> YOUR GOAL
Which lines hold the word "David"? Copy each of them from the material.

- - - -

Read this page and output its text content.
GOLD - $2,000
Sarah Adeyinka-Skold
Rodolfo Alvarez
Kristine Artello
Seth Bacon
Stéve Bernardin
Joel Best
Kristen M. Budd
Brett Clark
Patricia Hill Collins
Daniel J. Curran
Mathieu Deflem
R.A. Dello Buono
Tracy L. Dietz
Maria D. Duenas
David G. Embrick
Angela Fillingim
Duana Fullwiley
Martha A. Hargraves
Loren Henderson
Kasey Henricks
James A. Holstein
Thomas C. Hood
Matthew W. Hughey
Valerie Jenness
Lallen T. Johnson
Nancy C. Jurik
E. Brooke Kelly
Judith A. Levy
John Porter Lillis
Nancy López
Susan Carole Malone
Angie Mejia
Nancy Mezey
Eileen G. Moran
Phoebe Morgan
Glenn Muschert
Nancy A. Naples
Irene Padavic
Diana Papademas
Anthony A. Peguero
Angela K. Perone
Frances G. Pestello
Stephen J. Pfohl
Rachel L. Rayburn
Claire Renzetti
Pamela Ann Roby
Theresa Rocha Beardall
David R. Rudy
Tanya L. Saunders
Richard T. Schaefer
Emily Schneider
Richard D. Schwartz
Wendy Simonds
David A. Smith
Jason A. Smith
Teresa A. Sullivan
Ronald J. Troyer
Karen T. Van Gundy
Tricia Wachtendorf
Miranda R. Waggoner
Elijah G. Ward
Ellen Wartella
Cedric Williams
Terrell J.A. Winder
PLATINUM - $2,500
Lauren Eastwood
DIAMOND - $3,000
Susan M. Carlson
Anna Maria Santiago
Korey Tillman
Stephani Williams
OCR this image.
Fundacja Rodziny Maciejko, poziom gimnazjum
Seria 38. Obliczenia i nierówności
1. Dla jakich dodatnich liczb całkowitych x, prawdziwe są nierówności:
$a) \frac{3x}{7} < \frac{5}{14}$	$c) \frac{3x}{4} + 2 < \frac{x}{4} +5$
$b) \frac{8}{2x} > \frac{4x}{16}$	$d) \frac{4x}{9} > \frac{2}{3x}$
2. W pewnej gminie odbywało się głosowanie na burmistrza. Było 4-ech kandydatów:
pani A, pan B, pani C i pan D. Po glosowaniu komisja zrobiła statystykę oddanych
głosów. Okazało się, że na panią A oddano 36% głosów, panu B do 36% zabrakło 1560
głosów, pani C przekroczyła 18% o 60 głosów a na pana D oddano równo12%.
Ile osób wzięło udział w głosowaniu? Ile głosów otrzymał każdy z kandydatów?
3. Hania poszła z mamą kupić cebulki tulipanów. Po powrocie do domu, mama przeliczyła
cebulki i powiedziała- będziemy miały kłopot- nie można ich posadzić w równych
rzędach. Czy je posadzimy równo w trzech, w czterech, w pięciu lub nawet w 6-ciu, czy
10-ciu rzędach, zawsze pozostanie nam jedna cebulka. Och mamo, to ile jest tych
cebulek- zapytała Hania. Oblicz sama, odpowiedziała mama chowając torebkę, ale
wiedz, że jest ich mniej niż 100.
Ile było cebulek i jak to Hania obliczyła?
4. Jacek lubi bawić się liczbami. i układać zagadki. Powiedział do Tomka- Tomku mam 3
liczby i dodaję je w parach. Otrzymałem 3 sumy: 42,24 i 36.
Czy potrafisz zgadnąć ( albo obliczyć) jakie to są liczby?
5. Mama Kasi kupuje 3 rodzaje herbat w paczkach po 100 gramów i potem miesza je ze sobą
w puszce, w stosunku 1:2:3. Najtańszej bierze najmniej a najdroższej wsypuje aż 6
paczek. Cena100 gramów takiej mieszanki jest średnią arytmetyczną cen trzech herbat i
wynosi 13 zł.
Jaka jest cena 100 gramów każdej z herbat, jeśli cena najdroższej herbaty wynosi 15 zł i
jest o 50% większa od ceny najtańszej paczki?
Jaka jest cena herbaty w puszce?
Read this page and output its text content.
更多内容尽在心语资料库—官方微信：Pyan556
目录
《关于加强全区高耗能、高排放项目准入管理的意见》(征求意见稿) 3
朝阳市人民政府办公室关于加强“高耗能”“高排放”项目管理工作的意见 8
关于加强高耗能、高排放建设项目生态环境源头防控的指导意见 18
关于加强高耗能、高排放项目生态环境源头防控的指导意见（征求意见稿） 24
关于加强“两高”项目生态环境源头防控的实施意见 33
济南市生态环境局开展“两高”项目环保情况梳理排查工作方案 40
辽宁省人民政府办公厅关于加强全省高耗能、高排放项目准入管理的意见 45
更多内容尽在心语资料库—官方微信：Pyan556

- - - -

> RESPONSE TO THIS TASK
David G. Embrick
David R. Rudy
David A. Smith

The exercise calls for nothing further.